> [Artigo]:
▽
1ª Carta de João
O Novo Testamento inclui
três Cartas atribuídas a João. A 1.ª sempre foi aceite como escrito inspirado;
as dúvidas de autenticidade incidem na 2.ª e na 3.ª, certamente por serem menos
conhecidas e utilizadas, dado o seu menor interesse e importância. No entanto,
já aparecem no Cânon de Muratori (pelo ano 180).
AUTOR
Deve ser o mesmo do IV
Evangelho, atendendo às enormes semelhanças de vocabulário, estilo, ideias e
doutrina. As Cartas não aparecem assinadas, como as restantes do NT; apenas a
2.ª e a 3.ª se dizem ser do Ancião (Presbítero), sem declarar o seu nome. Toda
a tradição as atribuiu ao Apóstolo João. O título de «o Ancião» não constitui
uma dificuldade para a autoria apostólica dos escritos, pois o artigo “o” deixa
ver que não se trata de um ancião qualquer, mas de «o Ancião» por excelência,
dotado de grande autoridade, quando o Apóstolo já teria uma idade muito
avançada. Pedro também assim se autodesigna em 1 Pe 5,1.
Se é certo que na 1.ª DE
JOÃO o autor faz parte de um “nós”, também é certo que não fica diluído nesse
colectivo, pois sobressai acima da sua comunidade como alguém que teve um
contacto pessoal e directo com o próprio Jesus: «O que ouvimos, o que vimos...
e as nossas mãos tocaram…» (1 Jo 1,1-4).
COMPOSIÇÃO
A crítica levantou
objecções contra a unidade da 1.ª Carta, partindo de que se misturam nela dois
estilos um polémico, outro homilético e também posições contrárias quanto à
pecabilidade dos cristãos: não podem pecar (3,6.9; 5,18); podem pecar (1,8-2,1;
3,3; 5,16-17). Mas esta contradição parece ser apenas aparente: deve-se ao
estilo semita do autor, que gosta de afirmações absolutas e contundentes, sem
se preocupar com os matizes; assim, o cristão «não pode pecar» (3,9),
corresponde a o cristão “não deve pecar”.
△
> [Tarefa]:
Prossiga, por favor, o artigo sobre a 1.ª Carta de João a partir da última frase apresentada.

> [Registos]:
▽
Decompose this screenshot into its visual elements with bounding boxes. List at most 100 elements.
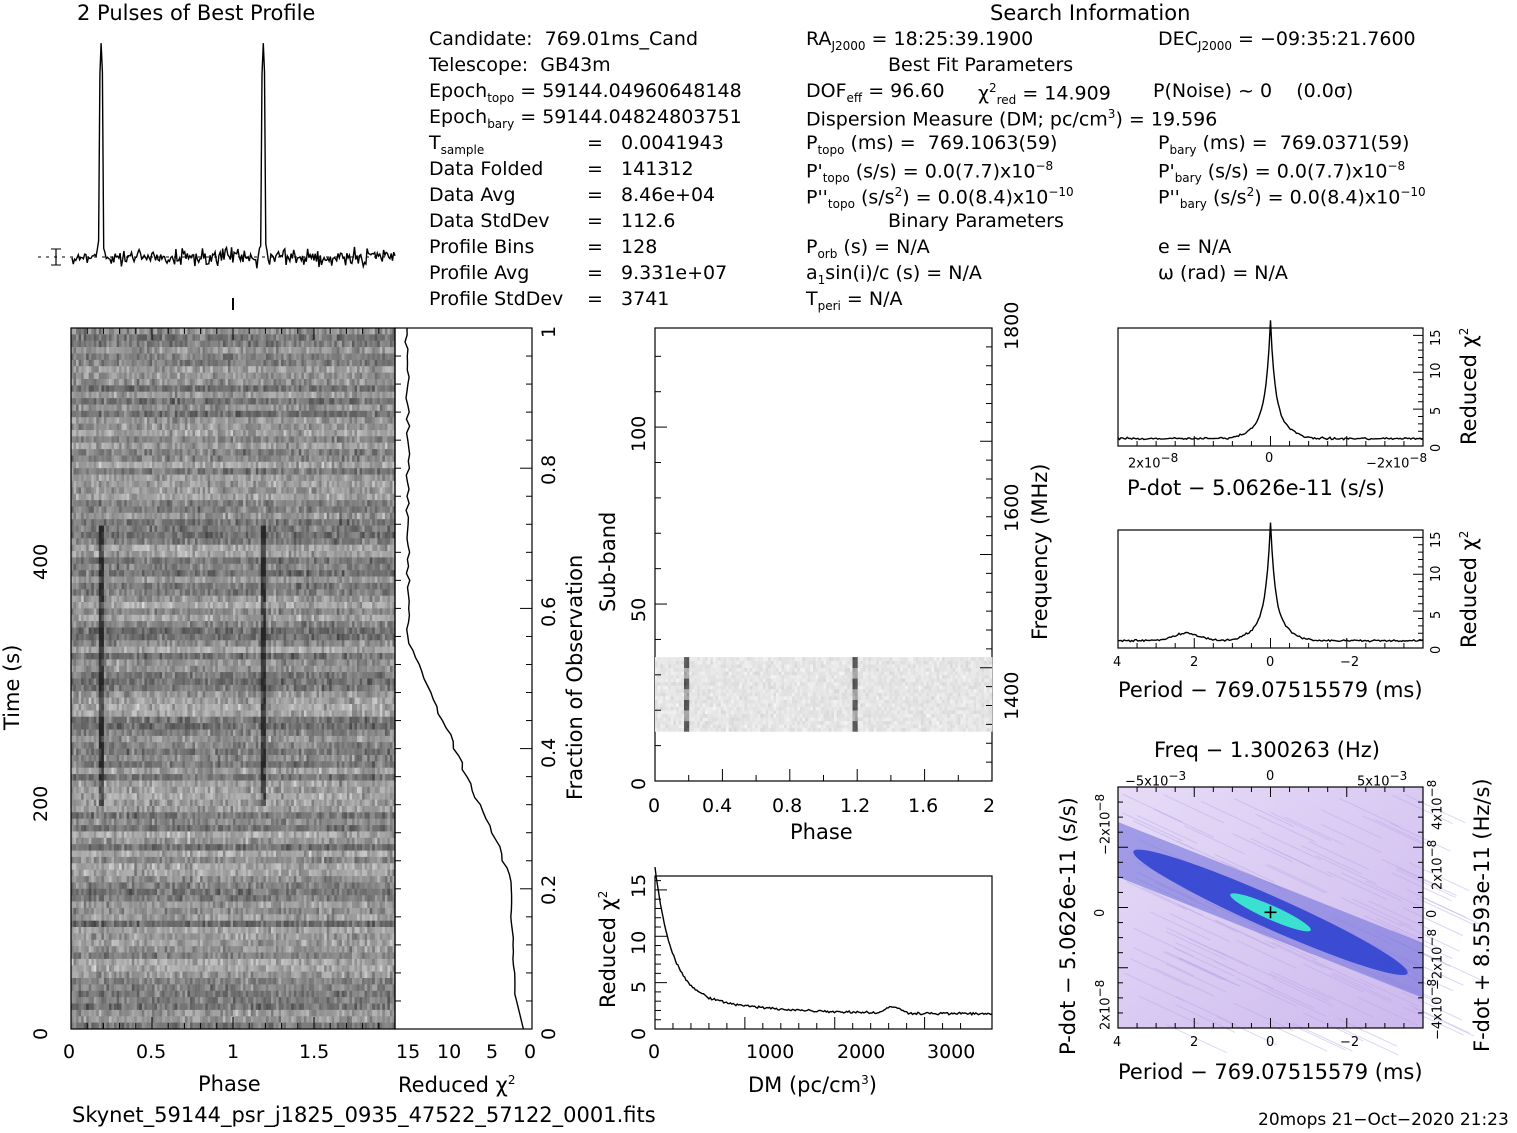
tp-cell — [372, 417, 375, 424]
tp-cell — [225, 531, 229, 539]
tp-cell — [73, 551, 77, 558]
tp-cell — [88, 480, 92, 488]
tp-cell — [167, 391, 170, 399]
tp-cell — [222, 353, 226, 361]
tp-cell — [81, 436, 84, 443]
tp-cell — [255, 372, 259, 380]
tp-cell — [255, 468, 259, 475]
tp-cell — [379, 551, 383, 558]
tp-cell — [303, 372, 307, 380]
tp-cell — [344, 372, 348, 380]
tp-cell — [116, 480, 120, 488]
tp-cell — [119, 544, 122, 552]
tp-cell — [154, 404, 158, 412]
tp-cell — [98, 442, 102, 450]
tp-cell — [106, 385, 110, 393]
tp-cell — [245, 417, 249, 424]
tp-cell — [255, 417, 259, 424]
tp-cell — [233, 474, 236, 482]
tp-cell — [352, 417, 355, 424]
tp-cell — [255, 340, 259, 348]
tp-cell — [91, 379, 95, 386]
tp-cell — [91, 404, 95, 412]
tp-cell — [331, 404, 335, 412]
tp-cell — [314, 493, 317, 501]
tp-cell — [86, 423, 89, 431]
tp-cell — [341, 551, 345, 558]
tp-cell — [258, 404, 262, 412]
tp-cell — [336, 519, 340, 526]
tp-cell — [377, 538, 381, 545]
tp-cell — [379, 430, 383, 437]
tp-cell — [124, 480, 127, 488]
tp-cell — [134, 570, 138, 577]
tp-cell — [372, 334, 375, 342]
tp-cell — [114, 404, 117, 412]
tp-cell — [334, 353, 338, 361]
tp-cell — [291, 538, 294, 545]
tp-cell — [235, 474, 239, 482]
tp-cell — [212, 391, 216, 399]
tp-cell — [172, 430, 176, 437]
tp-cell — [392, 449, 396, 456]
tp-cell — [81, 531, 84, 539]
tp-cell — [215, 430, 219, 437]
tp-cell — [220, 551, 224, 558]
tp-cell — [124, 410, 127, 418]
tp-cell — [202, 436, 206, 443]
tp-cell — [78, 525, 82, 533]
tp-cell — [91, 506, 95, 514]
tp-cell — [119, 359, 122, 367]
tp-cell — [283, 461, 287, 469]
tp-cell — [227, 442, 231, 450]
tp-cell — [250, 500, 254, 507]
tp-cell — [93, 391, 97, 399]
tp-cell — [281, 391, 284, 399]
tp-cell — [308, 423, 312, 431]
tp-cell — [98, 487, 102, 494]
tp-cell — [291, 436, 294, 443]
tp-cell — [301, 404, 305, 412]
tp-cell — [283, 340, 287, 348]
tp-cell — [238, 328, 241, 335]
tp-cell — [86, 347, 89, 354]
tp-cell — [217, 461, 221, 469]
tp-cell — [93, 557, 97, 565]
tp-cell — [116, 366, 120, 373]
tp-cell — [357, 557, 360, 565]
tp-cell — [76, 366, 79, 373]
tp-cell — [83, 512, 87, 520]
tp-cell — [377, 410, 381, 418]
tp-cell — [83, 449, 87, 456]
tp-cell — [359, 423, 363, 431]
tp-cell — [207, 379, 211, 386]
tp-cell — [197, 480, 201, 488]
tp-cell — [210, 423, 213, 431]
tp-cell — [86, 557, 89, 565]
tp-cell — [288, 334, 292, 342]
tp-cell — [311, 506, 315, 514]
tp-cell — [346, 334, 350, 342]
tp-cell — [146, 423, 150, 431]
tp-cell — [308, 544, 312, 552]
tp-cell — [212, 417, 216, 424]
tp-cell — [154, 366, 158, 373]
tp-cell — [367, 455, 370, 463]
tp-cell — [268, 512, 272, 520]
tp-cell — [124, 506, 127, 514]
tp-cell — [141, 493, 145, 501]
tp-cell — [263, 366, 267, 373]
tp-cell — [367, 379, 370, 386]
tp-cell — [316, 531, 320, 539]
tp-cell — [86, 442, 89, 450]
tp-cell — [329, 385, 332, 393]
tp-cell — [230, 423, 234, 431]
tp-cell — [316, 353, 320, 361]
tp-cell — [324, 404, 327, 412]
tp-cell — [349, 480, 353, 488]
tp-cell — [349, 410, 353, 418]
tp-cell — [374, 347, 378, 354]
tp-cell — [357, 353, 360, 361]
tp-cell — [308, 436, 312, 443]
tp-cell — [306, 538, 310, 545]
△
> [Resposta ao exercício]:
Alguns autores consideram
que, assim como no IV Evangelho pode ter havido uma redacção sucessiva com a
intervenção de um redactor final, discípulo e continuador fiel do Apóstolo, o
mesmo poderia ter acontecido também com esta Carta. Com efeito, o “nós”
coaduna-se bem com o grupo de colaboradores e chefes da comunidade dirigida
pelo Discípulo Amado.
Um caso à parte foi o do
chamado “Comma ioanneum” (o acrescento a 1 Jo 5,7: «No Céu: o Pai, o Filho e o
Espírito Santo; e estes três são um só.
E são três a dar
testemunho na terra»), que motivou tanta discussão inútil. Hoje não há dúvidas
de que não é autêntico, por se tratar de uma glosa tardia, posterior à própria
Vulgata.
DESTINATÁRIOS, FINALIDADE
E DATA
Cada uma das Cartas tem as
suas características próprias:
1.ª Carta não tem endereço
e não parece ser dirigida apenas a uma comunidade, mas provavelmente ao
conjunto das igrejas que estavam ligadas ao Apóstolo João. A tradição diz que
ele passou os seus últimos tempos em Éfeso; os destinatários seriam
provavelmente as comunidades cristãs da Ásia Proconsular, sobretudo aquelas a
quem se endereçam as Cartas do início do Apocalipse.
DIVISÃO E CONTEÚDO
1 Jo pode estruturar-se do
modo seguinte:
Prólogo: 1,1-4;
I. Caminhar na Luz:
1,5-2,29;
II. Viver como filhos de
Deus: 3,1-24;
III. A fé e o amor:
4,1-5,12;
Conclusão: 5,13-21.
A Carta não foi escrita
apenas para reavivar a fé em Cristo e o amor aos irmãos; parece ser, antes de
mais, um escrito polémico: perante a ameaça de erros graves, apresenta fórmulas
claras e confissões obrigatórias da fé, como garantia da fé genuína e sinal da
ortodoxia (4,1-3).
Parece que se enfrenta com
os gnósticos, que afirmavam ter um conhecimento directo de Deus e negavam tanto
a vinda de Deus «em carne mortal» (4,2) como a identidade entre o Cristo
celeste e o Jesus terreno (2,22). Para eles, o Jesus terreno não passava de um
mero instrumento de que o Cristo celeste se tinha servido para comunicar a sua
mensagem, descendo a Ele por ocasião do Baptismo e abandonando-o por ocasião da
Paixão; e assim negavam a Incarnação e a morte do Filho de Deus, e o seu valor
redentor. Daí o seu ensino categórico: o Filho de Deus, «Jesus Cristo, é aquele
que veio com água e com sangue; e não só com a água, mas com a água e com o
sangue» (5,6); isto é, Deus não abandonou o homem Jesus antes da sua Paixão e
Morte.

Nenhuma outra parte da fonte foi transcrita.